DIRECTIVE — Below are the entries; state how many of their lines contain the string "display", and nothing more.
** begin INFORMATION SUPPLIED **
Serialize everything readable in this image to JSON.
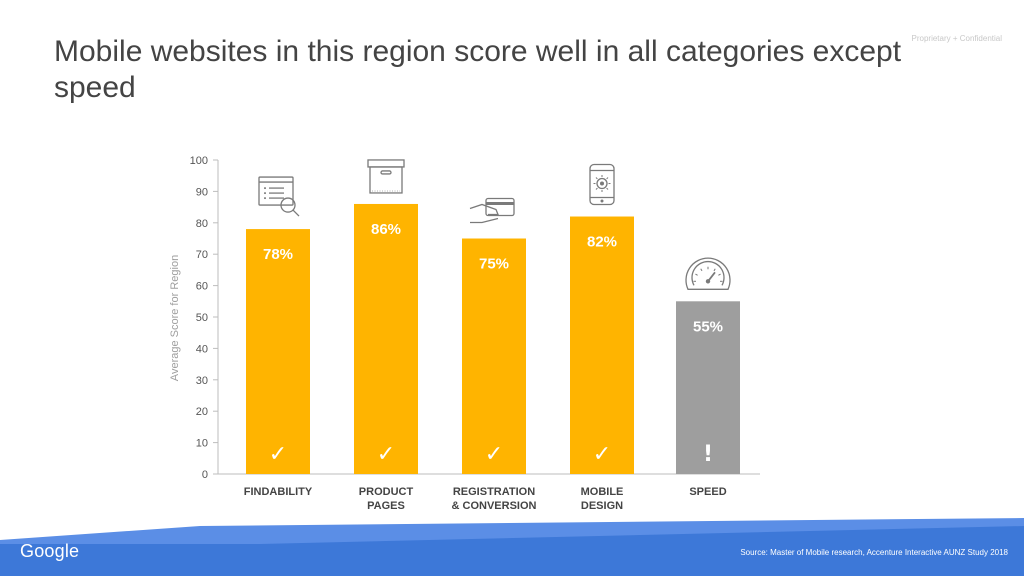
{
  "slide": {
    "title": "Mobile websites in this region score well in all categories except speed",
    "confidential": "Proprietary + Confidential",
    "logo": "Google",
    "source": "Source: Master of Mobile research, Accenture Interactive AUNZ Study 2018"
  },
  "chart_data": {
    "type": "bar",
    "title": "",
    "ylabel": "Average Score for Region",
    "xlabel": "",
    "ylim": [
      0,
      100
    ],
    "yticks": [
      0,
      10,
      20,
      30,
      40,
      50,
      60,
      70,
      80,
      90,
      100
    ],
    "grid": false,
    "categories": [
      {
        "label": [
          "FINDABILITY"
        ],
        "value": 78,
        "value_label": "78%",
        "status": "✓",
        "color": "#FFB400",
        "icon": "search-document-icon"
      },
      {
        "label": [
          "PRODUCT",
          "PAGES"
        ],
        "value": 86,
        "value_label": "86%",
        "status": "✓",
        "color": "#FFB400",
        "icon": "product-box-icon"
      },
      {
        "label": [
          "REGISTRATION",
          "& CONVERSION"
        ],
        "value": 75,
        "value_label": "75%",
        "status": "✓",
        "color": "#FFB400",
        "icon": "credit-card-hand-icon"
      },
      {
        "label": [
          "MOBILE",
          "DESIGN"
        ],
        "value": 82,
        "value_label": "82%",
        "status": "✓",
        "color": "#FFB400",
        "icon": "smartphone-icon"
      },
      {
        "label": [
          "SPEED"
        ],
        "value": 55,
        "value_label": "55%",
        "status": "!",
        "color": "#9E9E9E",
        "icon": "speedometer-icon"
      }
    ]
  },
  "colors": {
    "accent": "#FFB400",
    "speed_bar": "#9E9E9E",
    "footer_blue": "#3D78D8",
    "footer_light": "#5B8EE6"
  }
}
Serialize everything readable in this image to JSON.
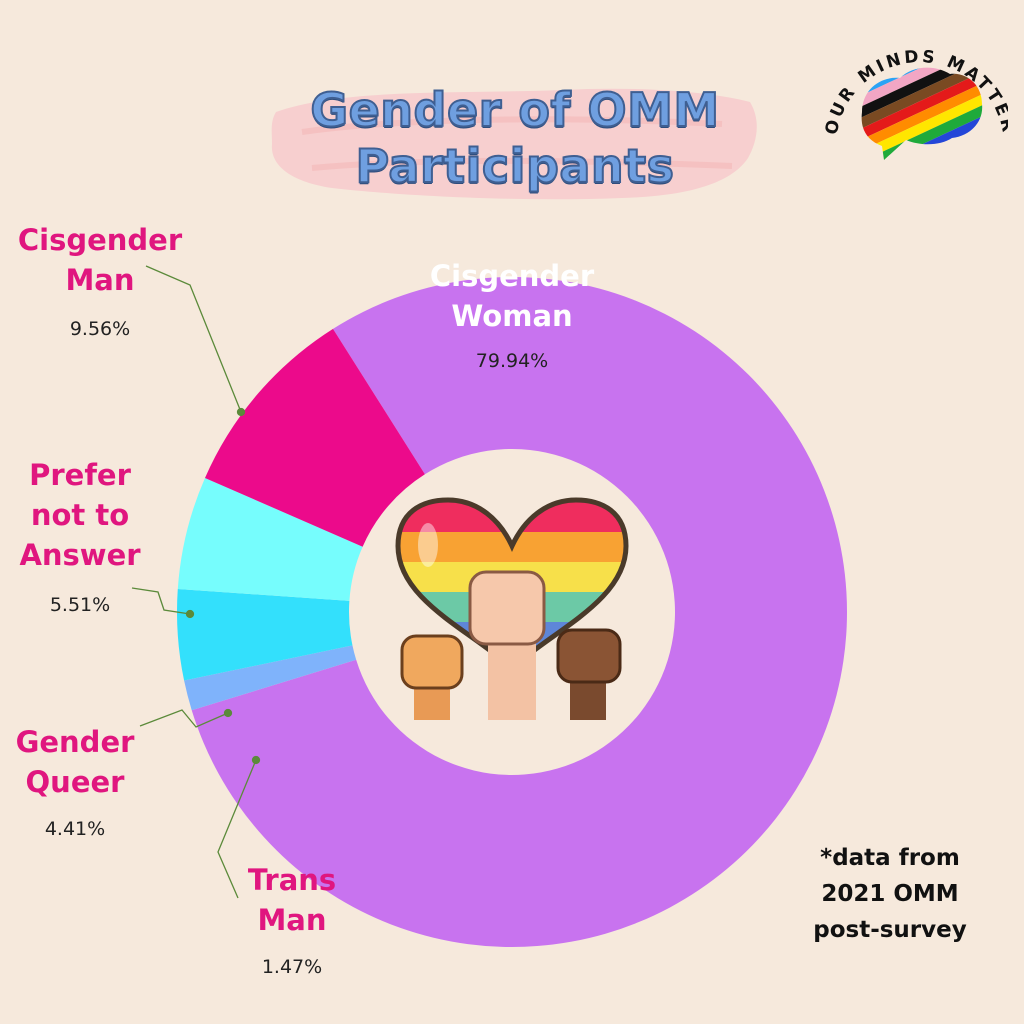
{
  "header": {
    "title_line1": "Gender of OMM",
    "title_line2": "Participants"
  },
  "logo": {
    "text": "OUR MINDS MATTER"
  },
  "footnote": {
    "line1": "*data from",
    "line2": "2021 OMM",
    "line3": "post-survey"
  },
  "colors": {
    "background": "#f6e9dc",
    "cisgender_woman": "#c873ef",
    "cisgender_man": "#ec0a8b",
    "prefer_not": "#76fdfd",
    "gender_queer": "#33e0fc",
    "trans_man": "#7fb3fb",
    "label": "#e0167f"
  },
  "chart_data": {
    "type": "pie",
    "variant": "donut",
    "title": "Gender of OMM Participants",
    "slices": [
      {
        "name_line1": "Cisgender",
        "name_line2": "Woman",
        "value": 79.94,
        "display": "79.94%"
      },
      {
        "name_line1": "Trans",
        "name_line2": "Man",
        "value": 1.47,
        "display": "1.47%"
      },
      {
        "name_line1": "Gender",
        "name_line2": "Queer",
        "value": 4.41,
        "display": "4.41%"
      },
      {
        "name_line1": "Prefer",
        "name_line2": "not to",
        "name_line3": "Answer",
        "value": 5.51,
        "display": "5.51%"
      },
      {
        "name_line1": "Cisgender",
        "name_line2": "Man",
        "value": 9.56,
        "display": "9.56%"
      }
    ]
  }
}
** end INFORMATION SUPPLIED **
THE ANSWER — 5